▶ **STATED EXERCISE**:
Select the lines of the records containing the word "المبينه" and list them.

Saved entries:

##############################

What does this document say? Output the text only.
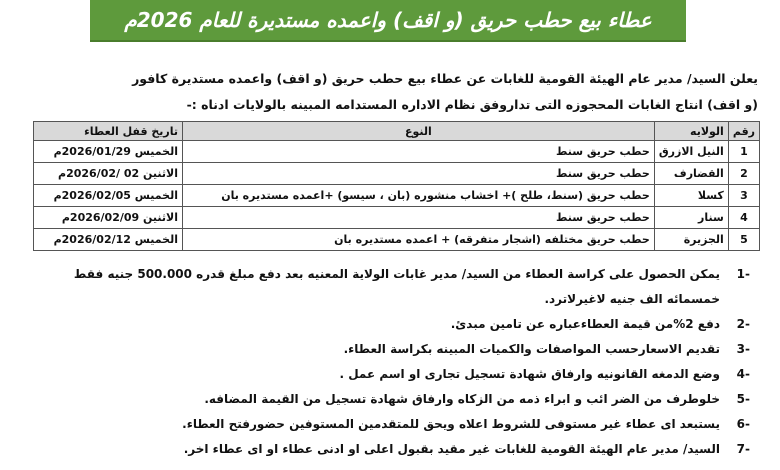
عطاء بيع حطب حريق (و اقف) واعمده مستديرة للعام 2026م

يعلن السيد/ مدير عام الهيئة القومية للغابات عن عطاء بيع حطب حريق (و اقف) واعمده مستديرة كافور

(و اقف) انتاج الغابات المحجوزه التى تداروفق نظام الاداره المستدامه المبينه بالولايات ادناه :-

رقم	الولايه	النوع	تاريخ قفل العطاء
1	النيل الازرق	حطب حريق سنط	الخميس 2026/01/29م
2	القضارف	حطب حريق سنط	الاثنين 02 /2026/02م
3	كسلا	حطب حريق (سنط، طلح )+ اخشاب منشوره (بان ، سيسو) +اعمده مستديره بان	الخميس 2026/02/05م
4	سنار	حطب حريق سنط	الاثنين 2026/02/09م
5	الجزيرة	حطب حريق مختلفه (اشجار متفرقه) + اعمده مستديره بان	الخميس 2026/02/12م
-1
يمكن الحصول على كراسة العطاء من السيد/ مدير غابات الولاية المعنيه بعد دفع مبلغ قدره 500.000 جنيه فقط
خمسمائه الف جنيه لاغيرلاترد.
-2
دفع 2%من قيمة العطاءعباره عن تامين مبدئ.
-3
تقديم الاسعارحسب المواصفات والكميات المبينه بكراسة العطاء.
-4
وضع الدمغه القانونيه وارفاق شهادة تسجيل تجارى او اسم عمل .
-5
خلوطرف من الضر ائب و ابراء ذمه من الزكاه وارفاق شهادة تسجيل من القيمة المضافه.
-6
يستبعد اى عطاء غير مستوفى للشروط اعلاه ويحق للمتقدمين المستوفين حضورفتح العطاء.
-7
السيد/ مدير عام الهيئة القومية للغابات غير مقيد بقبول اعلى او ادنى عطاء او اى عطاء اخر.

##############################

▶ **FULL RESPONSE**:
(و اقف) انتاج الغابات المحجوزه التى تداروفق نظام الاداره المستدامه المبينه بالولايات ادناه :-
تقديم الاسعارحسب المواصفات والكميات المبينه بكراسة العطاء.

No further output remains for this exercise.